| The exercise |
Report how many lines contain "this". The answer is a single number.

Stored data entries
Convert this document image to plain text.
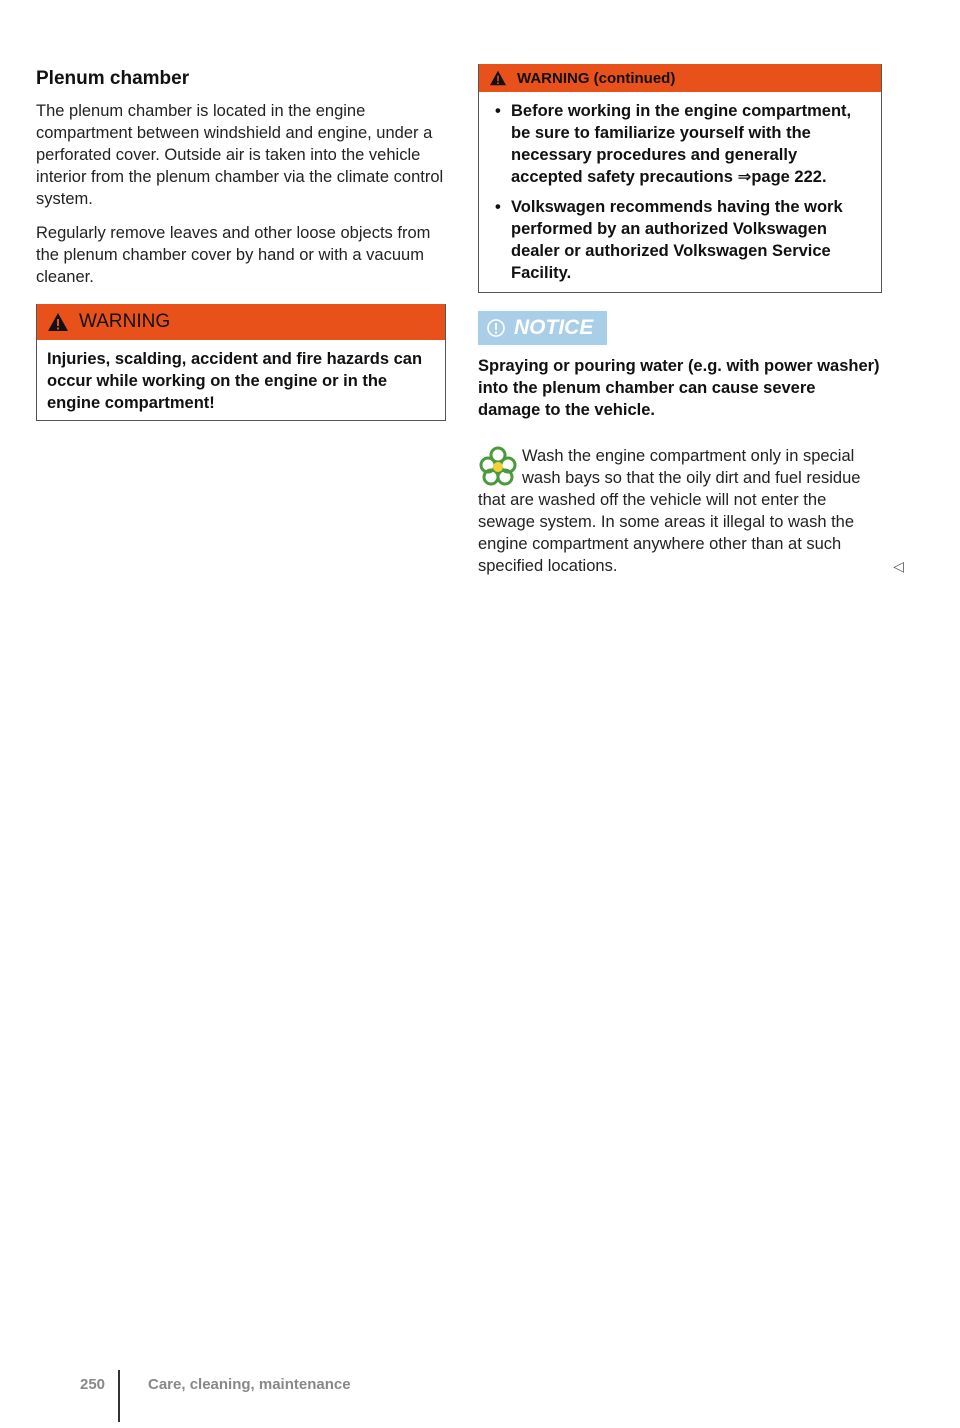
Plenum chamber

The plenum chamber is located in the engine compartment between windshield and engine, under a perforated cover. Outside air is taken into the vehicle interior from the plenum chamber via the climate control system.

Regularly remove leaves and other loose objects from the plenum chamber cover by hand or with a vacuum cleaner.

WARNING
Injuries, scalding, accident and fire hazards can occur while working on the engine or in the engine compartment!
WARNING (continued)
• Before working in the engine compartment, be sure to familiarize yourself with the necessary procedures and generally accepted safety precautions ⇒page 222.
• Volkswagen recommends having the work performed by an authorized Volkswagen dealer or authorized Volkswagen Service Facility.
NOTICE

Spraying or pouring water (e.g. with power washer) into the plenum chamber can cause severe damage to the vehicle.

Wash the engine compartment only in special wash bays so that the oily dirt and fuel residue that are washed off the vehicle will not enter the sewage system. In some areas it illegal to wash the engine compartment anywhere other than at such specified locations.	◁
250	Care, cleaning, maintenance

--

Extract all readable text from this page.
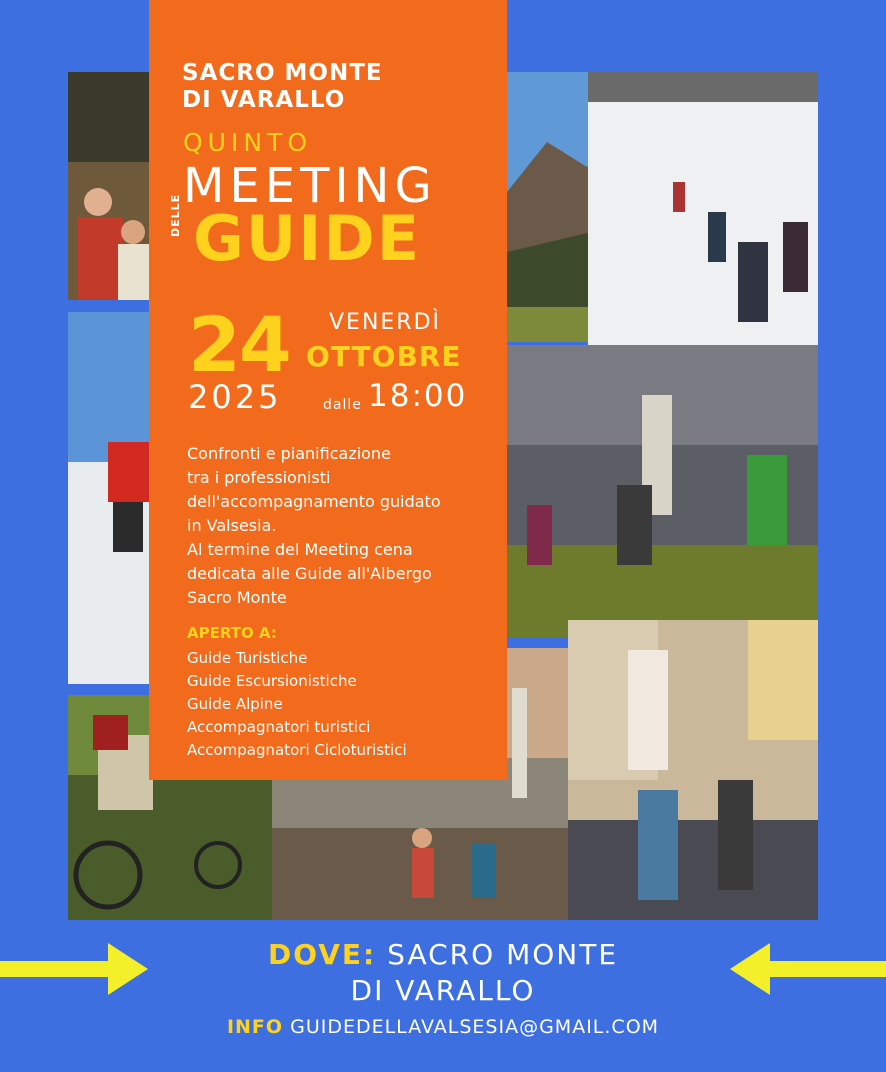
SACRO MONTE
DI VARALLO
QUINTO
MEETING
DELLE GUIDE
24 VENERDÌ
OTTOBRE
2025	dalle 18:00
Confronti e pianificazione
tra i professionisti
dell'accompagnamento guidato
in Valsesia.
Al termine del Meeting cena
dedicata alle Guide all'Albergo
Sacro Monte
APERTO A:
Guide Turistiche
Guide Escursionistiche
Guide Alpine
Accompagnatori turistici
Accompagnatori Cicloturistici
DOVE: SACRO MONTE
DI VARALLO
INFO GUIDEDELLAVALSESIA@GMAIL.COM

| The result |
2